DATA EXCERPTS

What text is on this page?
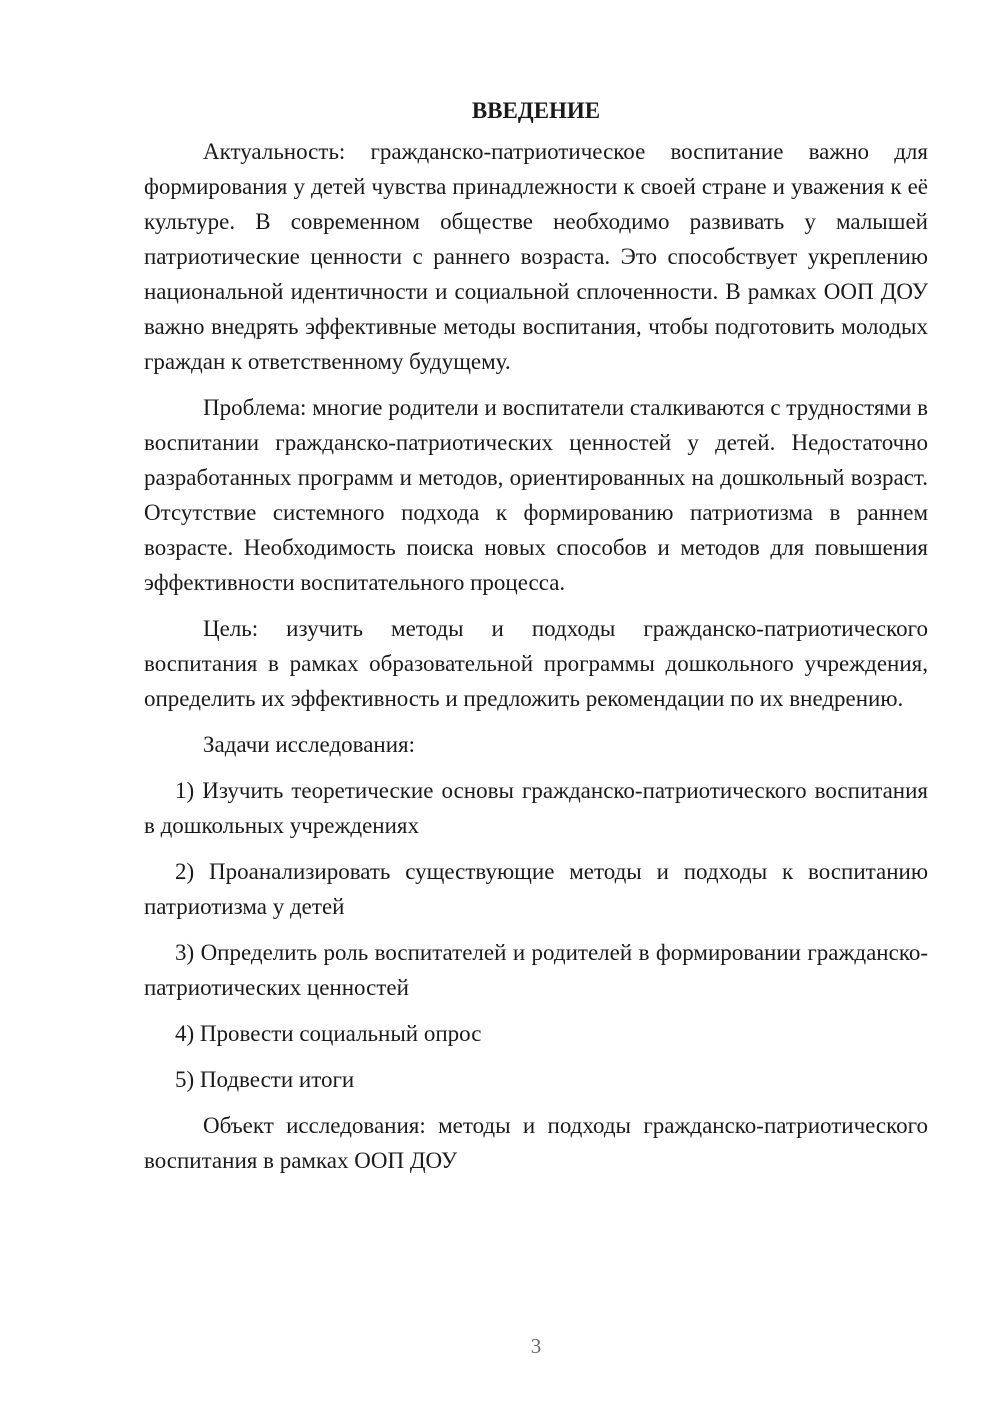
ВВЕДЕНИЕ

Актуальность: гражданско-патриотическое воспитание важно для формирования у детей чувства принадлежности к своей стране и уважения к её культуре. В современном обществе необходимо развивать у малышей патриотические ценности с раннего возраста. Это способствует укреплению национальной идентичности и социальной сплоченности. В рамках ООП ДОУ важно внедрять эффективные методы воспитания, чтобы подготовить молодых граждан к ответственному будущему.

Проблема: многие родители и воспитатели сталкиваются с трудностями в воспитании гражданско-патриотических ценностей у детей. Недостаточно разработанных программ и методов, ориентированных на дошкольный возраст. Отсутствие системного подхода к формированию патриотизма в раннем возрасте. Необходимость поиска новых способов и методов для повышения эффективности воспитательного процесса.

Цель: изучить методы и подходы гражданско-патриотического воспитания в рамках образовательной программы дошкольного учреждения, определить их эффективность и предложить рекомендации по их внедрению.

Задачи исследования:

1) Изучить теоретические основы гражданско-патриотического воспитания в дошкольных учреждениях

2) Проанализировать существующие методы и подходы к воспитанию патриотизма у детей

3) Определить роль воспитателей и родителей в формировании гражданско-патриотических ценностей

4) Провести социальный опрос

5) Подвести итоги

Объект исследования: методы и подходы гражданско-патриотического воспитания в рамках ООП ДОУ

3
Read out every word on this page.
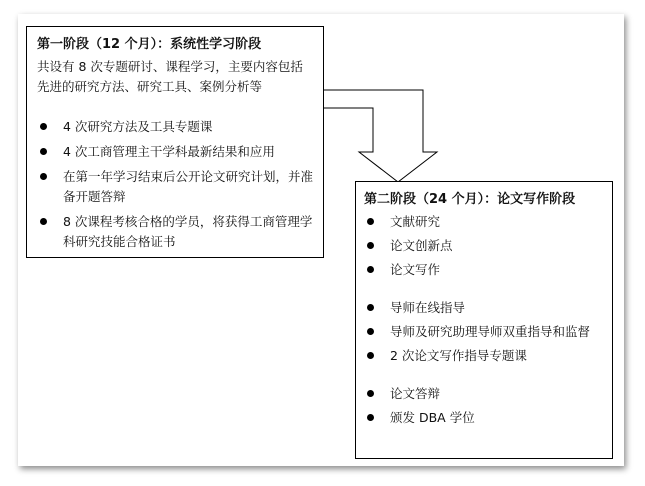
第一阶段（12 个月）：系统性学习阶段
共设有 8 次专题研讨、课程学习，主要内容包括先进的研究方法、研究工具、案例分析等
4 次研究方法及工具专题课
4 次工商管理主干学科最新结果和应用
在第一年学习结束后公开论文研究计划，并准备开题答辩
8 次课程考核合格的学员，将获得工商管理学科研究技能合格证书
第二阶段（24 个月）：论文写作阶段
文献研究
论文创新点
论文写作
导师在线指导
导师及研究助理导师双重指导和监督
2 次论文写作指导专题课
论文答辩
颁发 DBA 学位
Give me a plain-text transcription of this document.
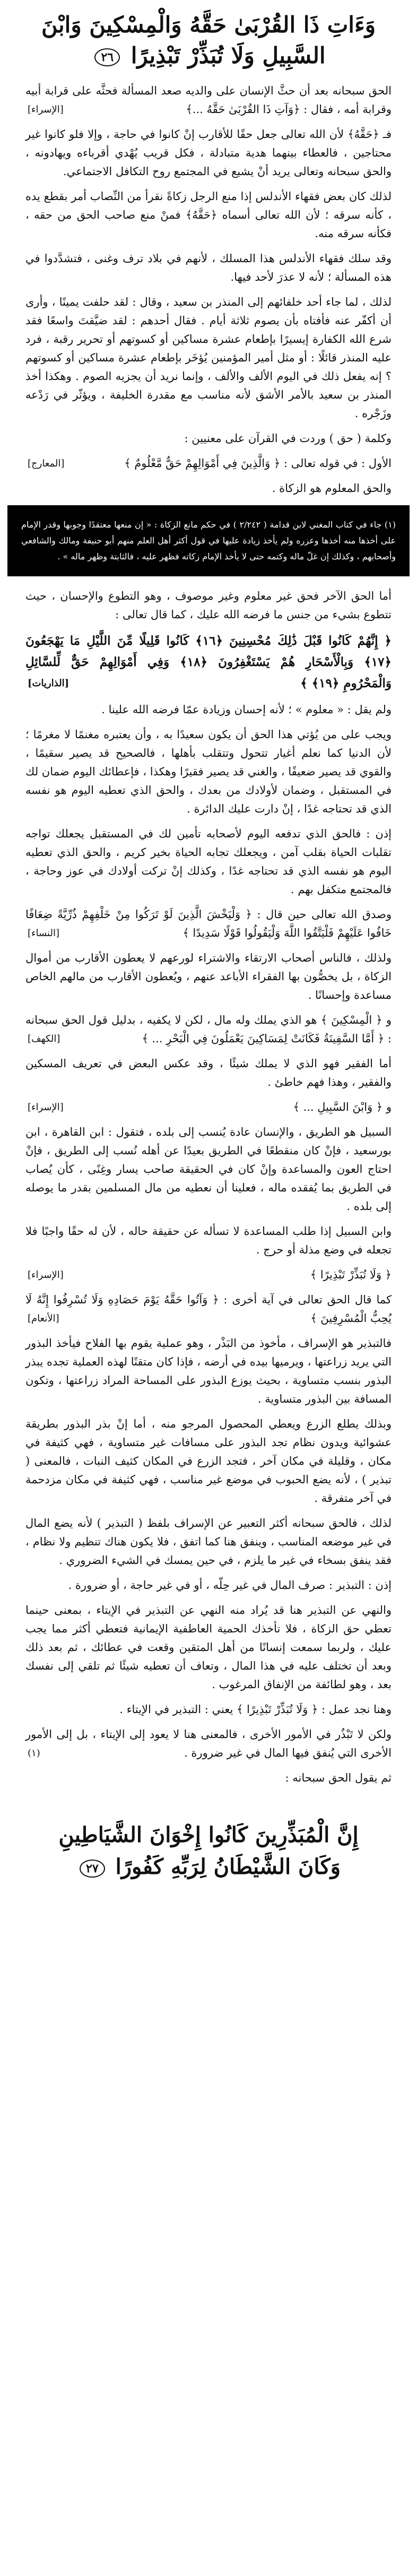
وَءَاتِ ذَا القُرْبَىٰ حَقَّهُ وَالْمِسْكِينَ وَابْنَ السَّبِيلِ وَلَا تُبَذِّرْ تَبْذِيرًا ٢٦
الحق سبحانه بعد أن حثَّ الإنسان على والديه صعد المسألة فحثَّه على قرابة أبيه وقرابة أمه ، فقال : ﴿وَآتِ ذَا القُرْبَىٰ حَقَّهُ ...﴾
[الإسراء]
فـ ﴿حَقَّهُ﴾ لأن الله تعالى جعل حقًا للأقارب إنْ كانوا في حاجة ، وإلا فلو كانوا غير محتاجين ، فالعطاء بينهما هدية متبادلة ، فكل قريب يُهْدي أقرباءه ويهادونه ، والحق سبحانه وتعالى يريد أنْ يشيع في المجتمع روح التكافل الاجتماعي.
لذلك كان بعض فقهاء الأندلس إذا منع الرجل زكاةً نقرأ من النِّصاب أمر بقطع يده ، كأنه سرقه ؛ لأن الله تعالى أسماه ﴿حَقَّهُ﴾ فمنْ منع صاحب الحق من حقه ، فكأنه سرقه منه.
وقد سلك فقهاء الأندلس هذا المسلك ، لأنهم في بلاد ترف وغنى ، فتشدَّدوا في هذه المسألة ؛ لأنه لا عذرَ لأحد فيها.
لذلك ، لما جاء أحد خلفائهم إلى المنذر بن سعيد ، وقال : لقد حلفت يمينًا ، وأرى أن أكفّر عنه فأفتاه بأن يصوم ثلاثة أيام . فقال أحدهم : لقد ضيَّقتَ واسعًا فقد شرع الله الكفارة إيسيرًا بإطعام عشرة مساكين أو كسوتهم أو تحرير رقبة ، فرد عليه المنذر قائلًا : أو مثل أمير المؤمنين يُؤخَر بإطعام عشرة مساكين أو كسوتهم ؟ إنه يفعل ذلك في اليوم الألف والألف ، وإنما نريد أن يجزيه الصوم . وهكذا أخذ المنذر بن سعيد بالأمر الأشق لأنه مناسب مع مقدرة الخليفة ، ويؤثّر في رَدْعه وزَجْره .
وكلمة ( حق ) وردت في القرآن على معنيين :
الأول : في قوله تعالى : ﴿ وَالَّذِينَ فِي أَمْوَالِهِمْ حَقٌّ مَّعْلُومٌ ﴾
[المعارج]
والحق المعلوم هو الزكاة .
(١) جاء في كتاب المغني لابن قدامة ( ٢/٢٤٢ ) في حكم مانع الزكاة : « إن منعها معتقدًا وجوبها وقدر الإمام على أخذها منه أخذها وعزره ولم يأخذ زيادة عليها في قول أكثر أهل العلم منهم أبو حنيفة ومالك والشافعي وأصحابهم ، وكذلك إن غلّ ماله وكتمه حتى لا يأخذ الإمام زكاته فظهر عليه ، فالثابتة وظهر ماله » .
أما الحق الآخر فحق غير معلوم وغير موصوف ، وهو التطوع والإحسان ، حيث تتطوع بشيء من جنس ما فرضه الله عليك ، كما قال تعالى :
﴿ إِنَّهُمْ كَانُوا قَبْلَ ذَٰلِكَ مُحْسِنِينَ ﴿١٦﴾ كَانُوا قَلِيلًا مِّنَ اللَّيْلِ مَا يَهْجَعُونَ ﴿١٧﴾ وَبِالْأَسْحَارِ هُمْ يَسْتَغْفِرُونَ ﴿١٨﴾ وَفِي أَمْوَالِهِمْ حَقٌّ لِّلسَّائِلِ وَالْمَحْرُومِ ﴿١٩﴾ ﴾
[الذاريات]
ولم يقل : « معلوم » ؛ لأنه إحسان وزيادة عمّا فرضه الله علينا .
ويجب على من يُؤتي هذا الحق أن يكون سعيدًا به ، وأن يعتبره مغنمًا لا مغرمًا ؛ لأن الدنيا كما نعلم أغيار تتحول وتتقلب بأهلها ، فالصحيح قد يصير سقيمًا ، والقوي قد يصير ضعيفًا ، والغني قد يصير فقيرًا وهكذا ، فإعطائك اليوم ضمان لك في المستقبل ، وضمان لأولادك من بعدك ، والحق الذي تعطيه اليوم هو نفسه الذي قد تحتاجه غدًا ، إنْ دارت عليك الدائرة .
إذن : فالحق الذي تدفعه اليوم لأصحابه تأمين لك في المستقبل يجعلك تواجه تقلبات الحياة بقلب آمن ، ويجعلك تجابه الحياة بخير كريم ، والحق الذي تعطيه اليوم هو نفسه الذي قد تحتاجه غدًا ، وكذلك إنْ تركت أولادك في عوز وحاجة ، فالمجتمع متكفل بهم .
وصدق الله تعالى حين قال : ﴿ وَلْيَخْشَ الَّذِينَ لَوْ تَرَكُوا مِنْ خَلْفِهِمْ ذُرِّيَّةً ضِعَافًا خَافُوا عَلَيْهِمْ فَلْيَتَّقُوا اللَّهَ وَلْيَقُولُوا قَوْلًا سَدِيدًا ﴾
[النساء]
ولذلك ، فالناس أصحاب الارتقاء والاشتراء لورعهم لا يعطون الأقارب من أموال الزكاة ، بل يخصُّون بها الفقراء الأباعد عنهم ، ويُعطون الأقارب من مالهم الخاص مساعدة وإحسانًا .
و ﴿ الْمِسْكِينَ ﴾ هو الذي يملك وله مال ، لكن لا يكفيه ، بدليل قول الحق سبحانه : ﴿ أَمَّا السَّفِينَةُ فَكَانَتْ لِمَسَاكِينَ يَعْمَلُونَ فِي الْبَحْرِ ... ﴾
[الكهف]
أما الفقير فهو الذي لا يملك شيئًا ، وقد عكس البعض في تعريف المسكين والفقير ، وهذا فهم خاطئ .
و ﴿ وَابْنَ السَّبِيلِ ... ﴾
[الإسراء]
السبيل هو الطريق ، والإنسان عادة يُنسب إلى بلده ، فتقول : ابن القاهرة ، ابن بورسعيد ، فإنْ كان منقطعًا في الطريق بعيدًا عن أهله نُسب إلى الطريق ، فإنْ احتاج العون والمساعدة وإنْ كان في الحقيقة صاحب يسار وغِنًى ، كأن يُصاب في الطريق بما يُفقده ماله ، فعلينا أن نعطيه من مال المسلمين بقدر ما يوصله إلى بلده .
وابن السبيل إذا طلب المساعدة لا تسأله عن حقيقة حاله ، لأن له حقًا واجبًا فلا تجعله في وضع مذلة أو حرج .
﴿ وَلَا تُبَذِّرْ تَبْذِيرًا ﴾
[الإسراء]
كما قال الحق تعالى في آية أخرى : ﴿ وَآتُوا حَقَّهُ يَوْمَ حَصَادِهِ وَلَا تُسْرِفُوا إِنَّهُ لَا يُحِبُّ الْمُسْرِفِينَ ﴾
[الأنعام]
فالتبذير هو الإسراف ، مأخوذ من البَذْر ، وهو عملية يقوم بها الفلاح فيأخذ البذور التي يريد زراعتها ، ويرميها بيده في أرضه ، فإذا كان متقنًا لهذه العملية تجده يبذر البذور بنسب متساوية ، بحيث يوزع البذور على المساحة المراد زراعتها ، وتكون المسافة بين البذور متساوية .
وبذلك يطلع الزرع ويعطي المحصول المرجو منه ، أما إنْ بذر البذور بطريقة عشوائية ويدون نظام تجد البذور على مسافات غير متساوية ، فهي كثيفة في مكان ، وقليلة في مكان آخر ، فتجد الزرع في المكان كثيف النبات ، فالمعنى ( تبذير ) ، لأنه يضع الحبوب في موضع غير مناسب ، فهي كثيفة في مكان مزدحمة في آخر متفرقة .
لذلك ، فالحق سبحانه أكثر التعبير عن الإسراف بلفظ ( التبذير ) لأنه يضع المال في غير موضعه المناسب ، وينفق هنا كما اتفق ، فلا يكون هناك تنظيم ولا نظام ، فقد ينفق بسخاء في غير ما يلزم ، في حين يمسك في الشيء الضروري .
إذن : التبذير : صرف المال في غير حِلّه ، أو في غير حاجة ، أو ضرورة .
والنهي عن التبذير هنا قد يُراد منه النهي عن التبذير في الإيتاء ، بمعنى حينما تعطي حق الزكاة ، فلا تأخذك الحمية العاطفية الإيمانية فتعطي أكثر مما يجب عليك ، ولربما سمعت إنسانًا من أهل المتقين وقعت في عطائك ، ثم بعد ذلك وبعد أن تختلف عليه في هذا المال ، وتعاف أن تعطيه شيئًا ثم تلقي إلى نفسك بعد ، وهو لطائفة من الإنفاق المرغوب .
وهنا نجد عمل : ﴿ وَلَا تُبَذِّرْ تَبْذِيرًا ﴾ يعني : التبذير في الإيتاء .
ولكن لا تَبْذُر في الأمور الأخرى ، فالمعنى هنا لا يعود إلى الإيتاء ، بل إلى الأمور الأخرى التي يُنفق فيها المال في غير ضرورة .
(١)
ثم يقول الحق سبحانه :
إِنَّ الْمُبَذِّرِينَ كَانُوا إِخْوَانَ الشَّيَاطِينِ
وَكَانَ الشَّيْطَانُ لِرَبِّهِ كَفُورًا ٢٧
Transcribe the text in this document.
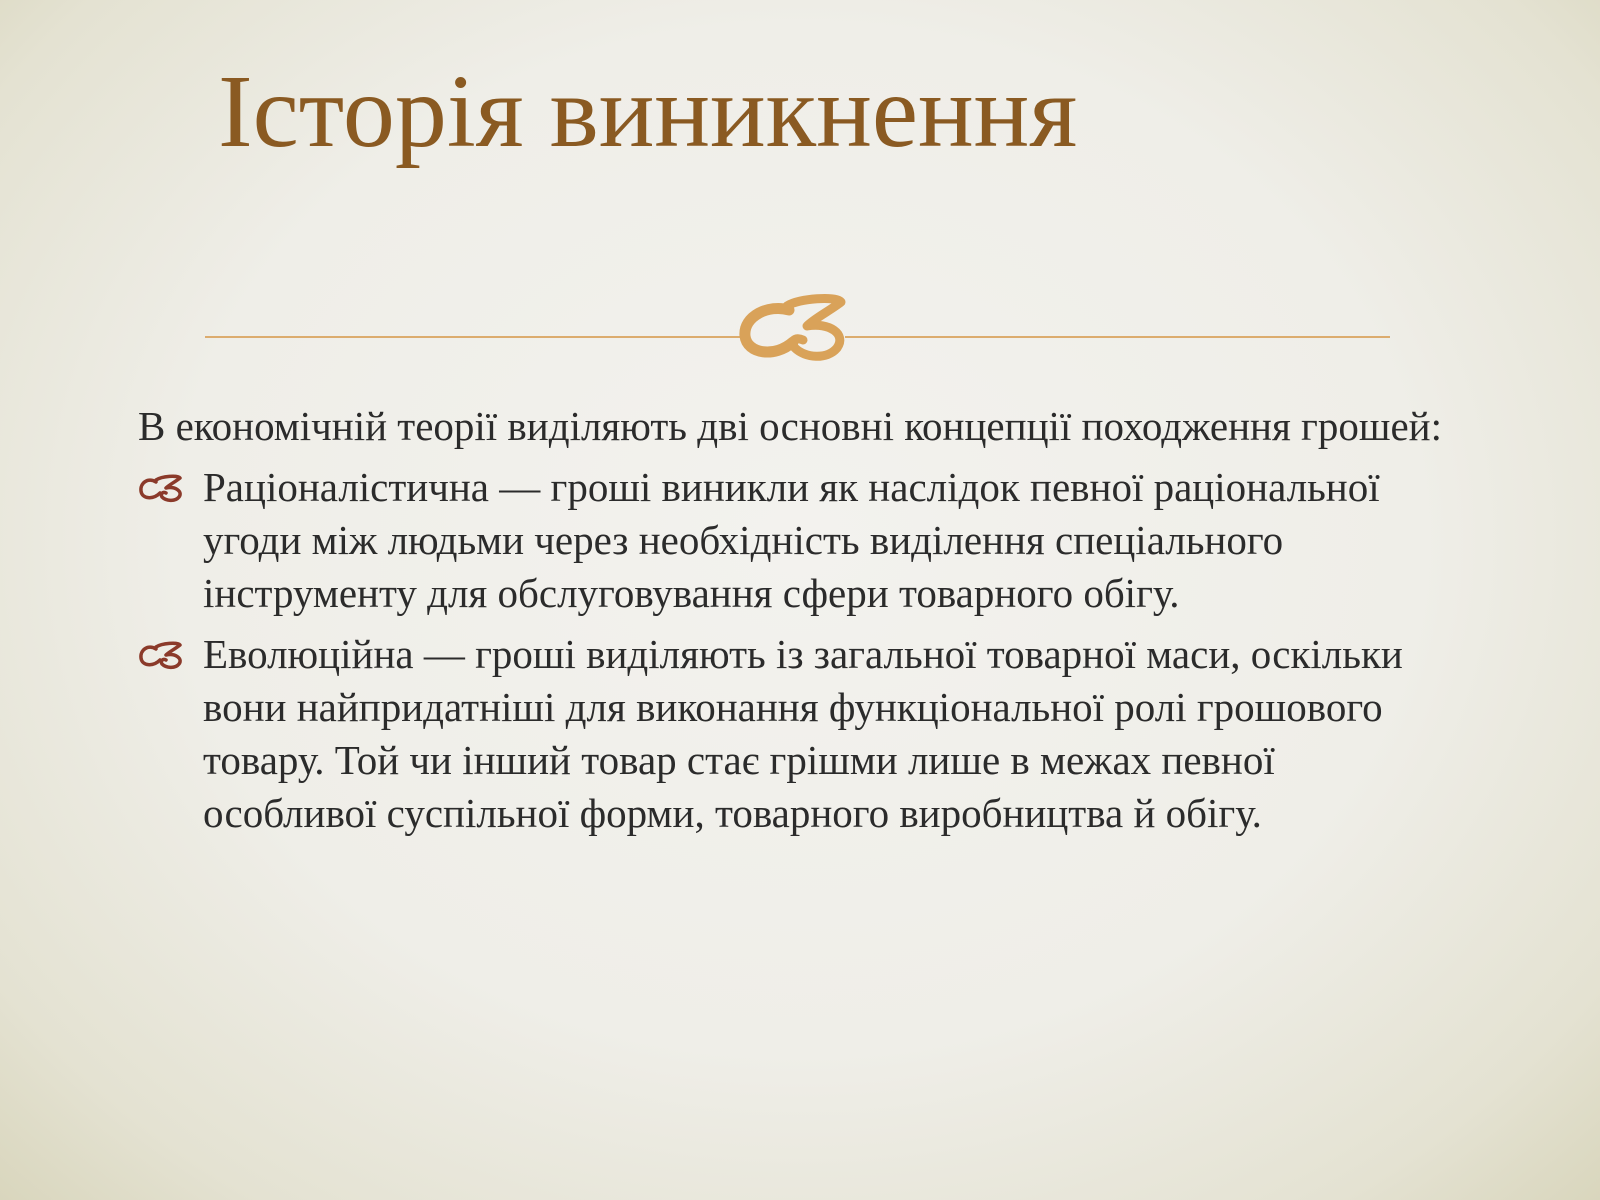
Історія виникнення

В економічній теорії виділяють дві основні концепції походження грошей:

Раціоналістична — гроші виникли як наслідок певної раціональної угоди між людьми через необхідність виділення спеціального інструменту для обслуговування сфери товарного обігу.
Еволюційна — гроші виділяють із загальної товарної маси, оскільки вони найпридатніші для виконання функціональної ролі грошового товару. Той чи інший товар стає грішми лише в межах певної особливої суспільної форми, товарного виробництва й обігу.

WRITTEN REQUEST
Pull out every line in the data above that has the word "подходы".

OUTPUT
Цель: изучить методы и подходы гражданско-патриотического воспитания в рамках образовательной программы дошкольного учреждения, определить их эффективность и предложить рекомендации по их внедрению.
2) Проанализировать существующие методы и подходы к воспитанию патриотизма у детей
Объект исследования: методы и подходы гражданско-патриотического воспитания в рамках ООП ДОУ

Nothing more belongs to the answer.